◆ **What the task requires**
Scan the data. Collect each line that contains the word "東京都体育館".

◆ **Given data**
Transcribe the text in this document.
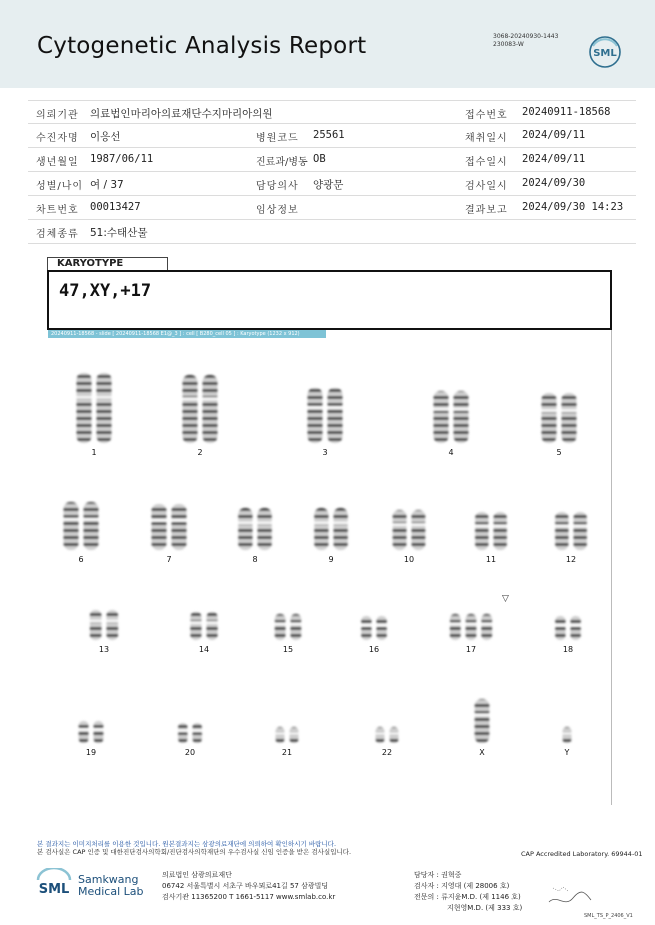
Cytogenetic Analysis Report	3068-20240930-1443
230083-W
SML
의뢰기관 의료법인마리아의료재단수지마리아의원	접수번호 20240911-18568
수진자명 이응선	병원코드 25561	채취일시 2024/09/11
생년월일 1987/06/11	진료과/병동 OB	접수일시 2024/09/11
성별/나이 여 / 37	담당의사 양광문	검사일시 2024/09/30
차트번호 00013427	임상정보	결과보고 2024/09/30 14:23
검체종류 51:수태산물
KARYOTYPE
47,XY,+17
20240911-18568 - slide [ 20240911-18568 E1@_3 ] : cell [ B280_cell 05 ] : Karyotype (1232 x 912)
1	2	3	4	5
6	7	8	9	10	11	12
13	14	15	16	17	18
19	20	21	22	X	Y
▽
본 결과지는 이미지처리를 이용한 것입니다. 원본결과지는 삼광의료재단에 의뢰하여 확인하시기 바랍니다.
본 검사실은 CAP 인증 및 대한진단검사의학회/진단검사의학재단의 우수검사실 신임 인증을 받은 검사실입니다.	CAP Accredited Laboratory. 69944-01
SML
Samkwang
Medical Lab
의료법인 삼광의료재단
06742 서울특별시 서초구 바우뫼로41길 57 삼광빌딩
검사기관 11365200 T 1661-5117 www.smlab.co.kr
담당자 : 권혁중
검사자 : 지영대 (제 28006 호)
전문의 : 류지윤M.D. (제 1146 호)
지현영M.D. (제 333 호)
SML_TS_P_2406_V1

* * *

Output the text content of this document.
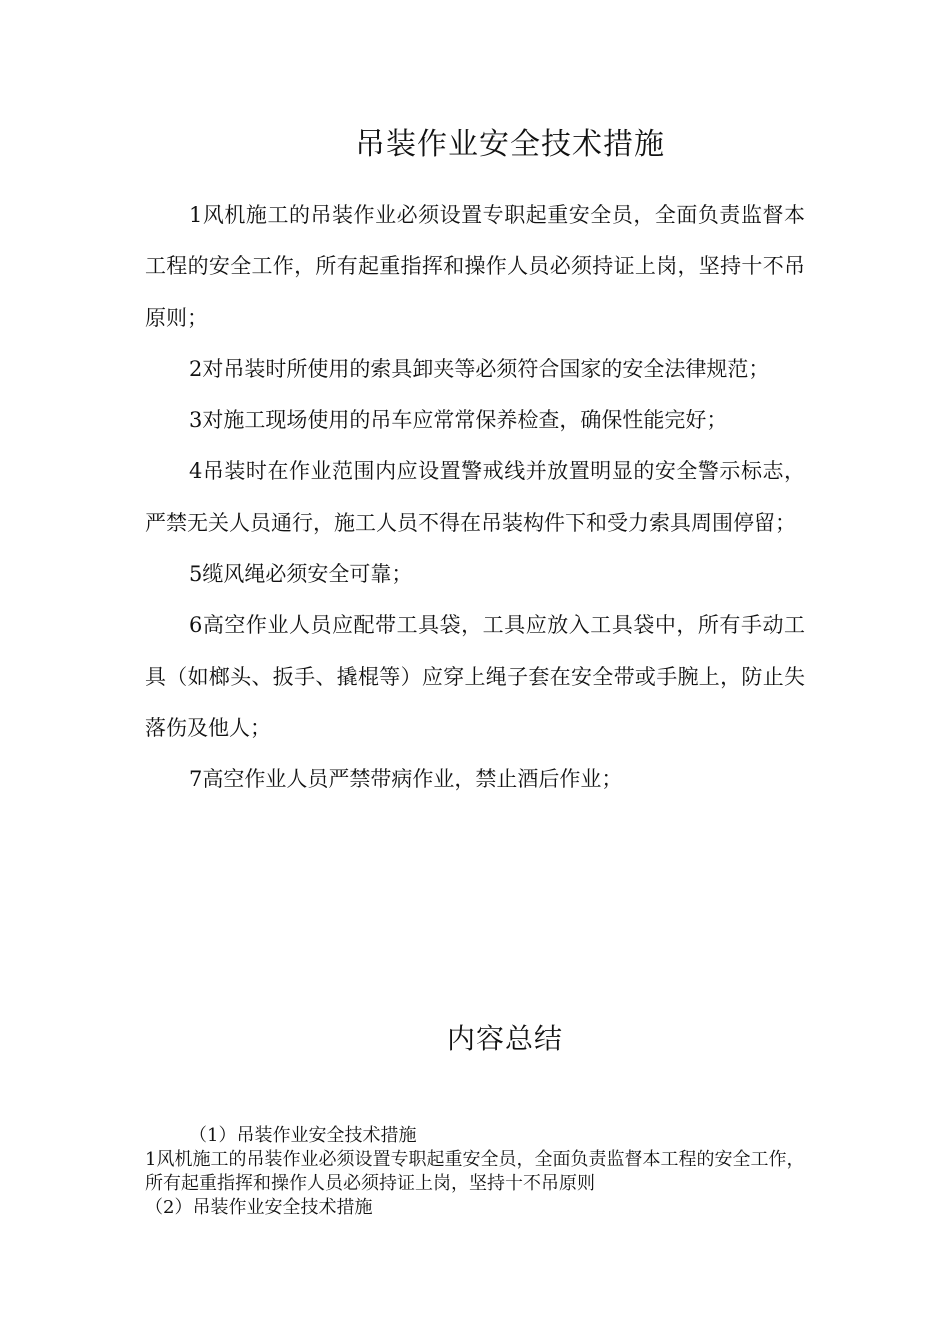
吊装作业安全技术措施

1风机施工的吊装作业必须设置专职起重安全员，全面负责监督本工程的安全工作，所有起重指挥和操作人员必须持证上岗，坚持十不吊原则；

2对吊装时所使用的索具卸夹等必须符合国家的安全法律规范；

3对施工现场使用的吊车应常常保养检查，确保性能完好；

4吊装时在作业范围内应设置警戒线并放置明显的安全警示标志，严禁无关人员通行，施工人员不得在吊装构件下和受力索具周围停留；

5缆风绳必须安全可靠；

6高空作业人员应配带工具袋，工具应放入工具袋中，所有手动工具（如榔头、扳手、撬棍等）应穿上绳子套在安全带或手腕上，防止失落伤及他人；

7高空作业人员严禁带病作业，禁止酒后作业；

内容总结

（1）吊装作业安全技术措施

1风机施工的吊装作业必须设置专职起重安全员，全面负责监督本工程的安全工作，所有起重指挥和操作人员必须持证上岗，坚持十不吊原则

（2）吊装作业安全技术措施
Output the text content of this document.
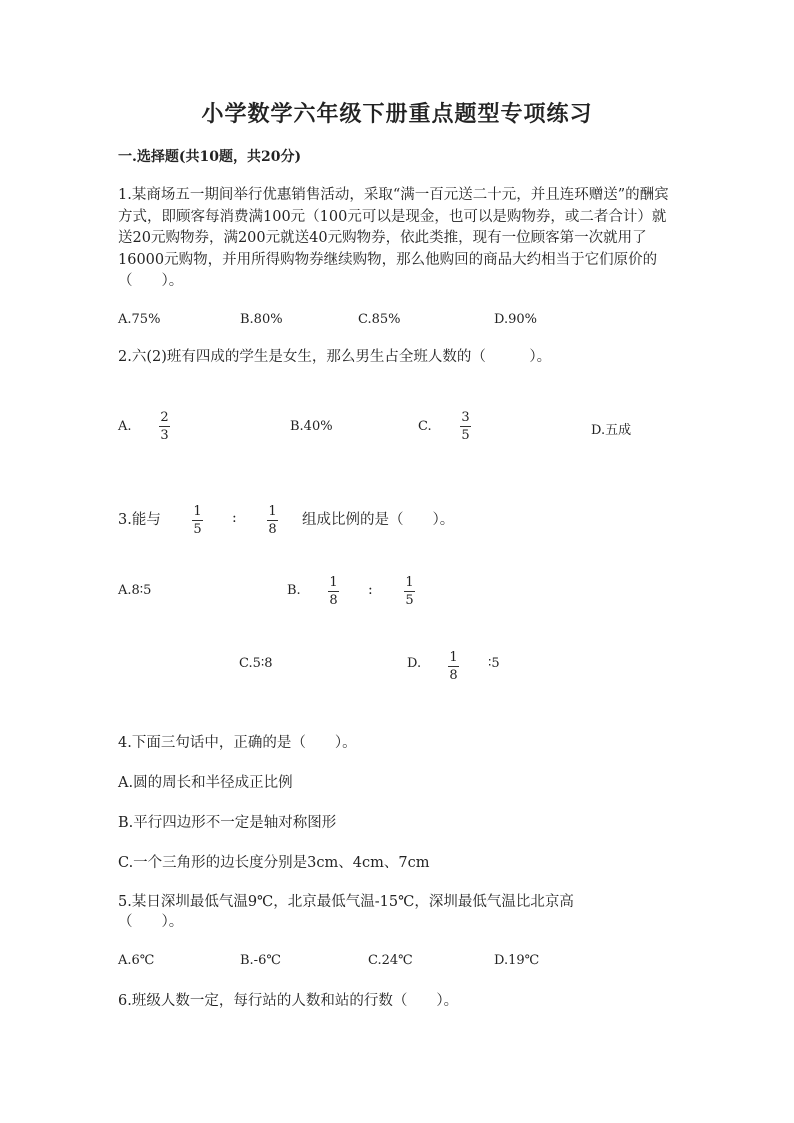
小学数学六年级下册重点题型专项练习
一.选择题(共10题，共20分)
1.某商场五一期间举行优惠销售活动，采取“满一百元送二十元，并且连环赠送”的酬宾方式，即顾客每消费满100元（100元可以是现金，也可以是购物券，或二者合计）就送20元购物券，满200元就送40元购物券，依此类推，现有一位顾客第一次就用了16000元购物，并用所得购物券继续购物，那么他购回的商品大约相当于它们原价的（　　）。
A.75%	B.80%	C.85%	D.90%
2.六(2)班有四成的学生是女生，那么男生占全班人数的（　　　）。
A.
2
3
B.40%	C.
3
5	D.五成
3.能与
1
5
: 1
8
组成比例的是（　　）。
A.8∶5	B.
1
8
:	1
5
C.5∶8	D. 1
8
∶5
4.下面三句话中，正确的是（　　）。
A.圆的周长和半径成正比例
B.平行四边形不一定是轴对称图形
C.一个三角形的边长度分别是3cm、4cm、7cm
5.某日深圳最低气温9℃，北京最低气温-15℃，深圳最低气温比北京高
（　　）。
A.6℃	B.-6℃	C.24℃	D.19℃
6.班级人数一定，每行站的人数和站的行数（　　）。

...

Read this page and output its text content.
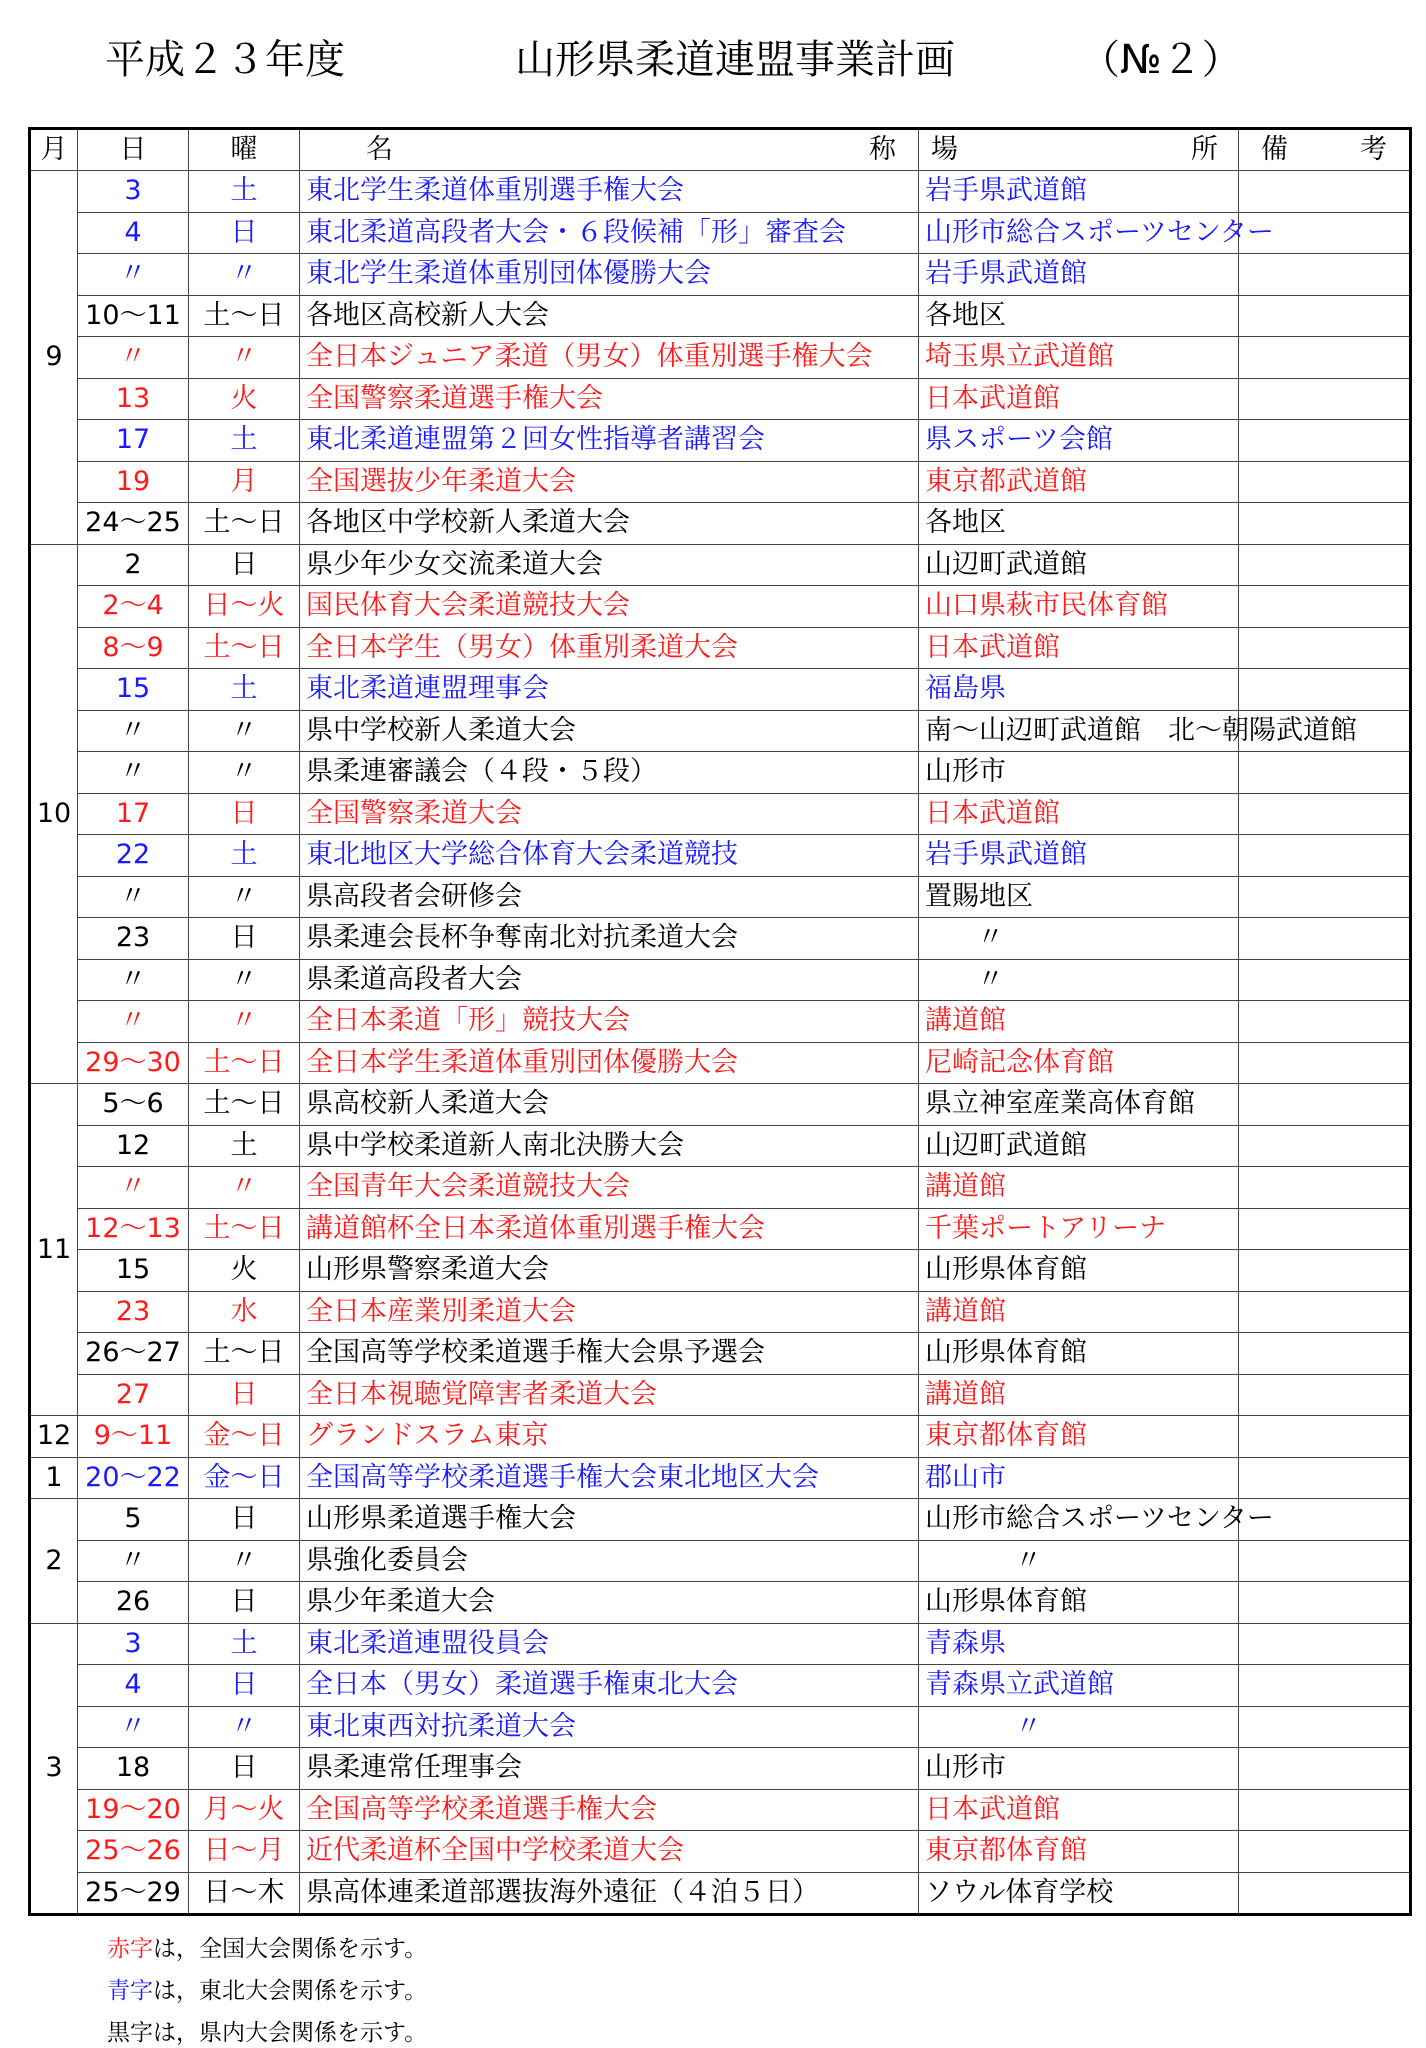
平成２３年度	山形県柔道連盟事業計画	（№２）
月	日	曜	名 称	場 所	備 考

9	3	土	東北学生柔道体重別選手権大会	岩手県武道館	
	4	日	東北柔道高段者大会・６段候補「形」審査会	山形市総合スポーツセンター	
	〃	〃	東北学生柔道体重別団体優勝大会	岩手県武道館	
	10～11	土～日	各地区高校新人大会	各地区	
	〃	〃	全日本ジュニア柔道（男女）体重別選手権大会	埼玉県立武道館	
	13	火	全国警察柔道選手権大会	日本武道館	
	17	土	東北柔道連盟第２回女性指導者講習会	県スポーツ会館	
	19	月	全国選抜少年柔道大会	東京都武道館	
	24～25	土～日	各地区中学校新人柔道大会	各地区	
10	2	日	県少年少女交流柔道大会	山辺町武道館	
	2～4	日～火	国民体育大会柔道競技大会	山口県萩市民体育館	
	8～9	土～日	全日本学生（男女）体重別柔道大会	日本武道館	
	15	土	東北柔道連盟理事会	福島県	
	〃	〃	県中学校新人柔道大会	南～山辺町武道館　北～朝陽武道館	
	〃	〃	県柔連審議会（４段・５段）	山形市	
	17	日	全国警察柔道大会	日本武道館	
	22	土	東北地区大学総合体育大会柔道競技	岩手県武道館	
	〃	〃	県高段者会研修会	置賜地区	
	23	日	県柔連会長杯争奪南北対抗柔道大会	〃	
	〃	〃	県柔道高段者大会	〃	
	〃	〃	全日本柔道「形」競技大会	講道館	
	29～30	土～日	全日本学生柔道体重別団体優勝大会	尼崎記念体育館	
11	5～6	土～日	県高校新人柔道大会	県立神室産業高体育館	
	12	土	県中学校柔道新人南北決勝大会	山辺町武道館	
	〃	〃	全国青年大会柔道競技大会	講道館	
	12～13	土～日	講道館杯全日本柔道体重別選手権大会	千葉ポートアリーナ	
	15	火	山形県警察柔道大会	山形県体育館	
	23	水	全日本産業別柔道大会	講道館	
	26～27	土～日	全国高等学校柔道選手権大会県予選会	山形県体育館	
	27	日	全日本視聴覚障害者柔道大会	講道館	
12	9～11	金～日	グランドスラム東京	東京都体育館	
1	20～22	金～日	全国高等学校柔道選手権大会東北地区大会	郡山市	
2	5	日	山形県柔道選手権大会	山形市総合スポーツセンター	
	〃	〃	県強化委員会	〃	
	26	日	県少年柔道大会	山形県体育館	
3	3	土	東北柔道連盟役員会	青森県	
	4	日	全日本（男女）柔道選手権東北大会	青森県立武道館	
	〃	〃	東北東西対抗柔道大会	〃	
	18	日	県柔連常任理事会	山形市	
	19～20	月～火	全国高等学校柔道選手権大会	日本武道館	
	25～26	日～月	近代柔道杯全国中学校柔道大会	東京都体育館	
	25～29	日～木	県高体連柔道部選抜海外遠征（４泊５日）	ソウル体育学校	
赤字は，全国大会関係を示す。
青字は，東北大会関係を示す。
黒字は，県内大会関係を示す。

◆ **Output for this exercise**
12	9～11	金～日	グランドスラム東京	東京都体育館	
	25～26	日～月	近代柔道杯全国中学校柔道大会	東京都体育館	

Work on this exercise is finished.